**Your objective:** Restate all the data word for word and omit the pictures.

START Exercise data

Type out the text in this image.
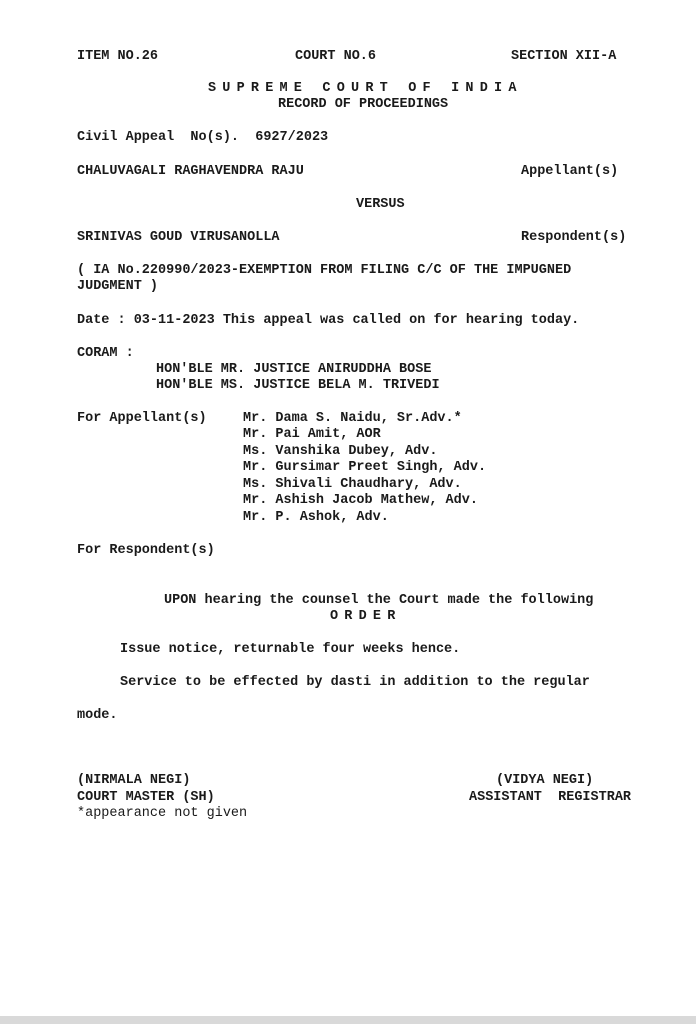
ITEM NO.26	COURT NO.6	SECTION XII-A
SUPREME COURT OF INDIA
RECORD OF PROCEEDINGS
Civil Appeal  No(s).  6927/2023
CHALUVAGALI RAGHAVENDRA RAJU	Appellant(s)
VERSUS
SRINIVAS GOUD VIRUSANOLLA	Respondent(s)
( IA No.220990/2023-EXEMPTION FROM FILING C/C OF THE IMPUGNED
JUDGMENT )
Date : 03-11-2023 This appeal was called on for hearing today.
CORAM :
HON'BLE MR. JUSTICE ANIRUDDHA BOSE
HON'BLE MS. JUSTICE BELA M. TRIVEDI
For Appellant(s)	Mr. Dama S. Naidu, Sr.Adv.*
Mr. Pai Amit, AOR
Ms. Vanshika Dubey, Adv.
Mr. Gursimar Preet Singh, Adv.
Ms. Shivali Chaudhary, Adv.
Mr. Ashish Jacob Mathew, Adv.
Mr. P. Ashok, Adv.
For Respondent(s)
UPON hearing the counsel the Court made the following
ORDER
Issue notice, returnable four weeks hence.
Service to be effected by dasti in addition to the regular
mode.
(NIRMALA NEGI)
COURT MASTER (SH)
*appearance not given
(VIDYA NEGI)
ASSISTANT  REGISTRAR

END Exercise data

**Solution to the problem:**
Type out the text in this image.
ITEM NO.26	COURT NO.6	SECTION XII-A
SUPREME COURT OF INDIA
RECORD OF PROCEEDINGS
Civil Appeal  No(s).  6927/2023
CHALUVAGALI RAGHAVENDRA RAJU	Appellant(s)
VERSUS
SRINIVAS GOUD VIRUSANOLLA	Respondent(s)
( IA No.220990/2023-EXEMPTION FROM FILING C/C OF THE IMPUGNED
JUDGMENT )
Date : 03-11-2023 This appeal was called on for hearing today.
CORAM :
HON'BLE MR. JUSTICE ANIRUDDHA BOSE
HON'BLE MS. JUSTICE BELA M. TRIVEDI
For Appellant(s)	Mr. Dama S. Naidu, Sr.Adv.*
Mr. Pai Amit, AOR
Ms. Vanshika Dubey, Adv.
Mr. Gursimar Preet Singh, Adv.
Ms. Shivali Chaudhary, Adv.
Mr. Ashish Jacob Mathew, Adv.
Mr. P. Ashok, Adv.
For Respondent(s)
UPON hearing the counsel the Court made the following
ORDER
Issue notice, returnable four weeks hence.
Service to be effected by dasti in addition to the regular
mode.
(NIRMALA NEGI)
COURT MASTER (SH)
*appearance not given
(VIDYA NEGI)
ASSISTANT  REGISTRAR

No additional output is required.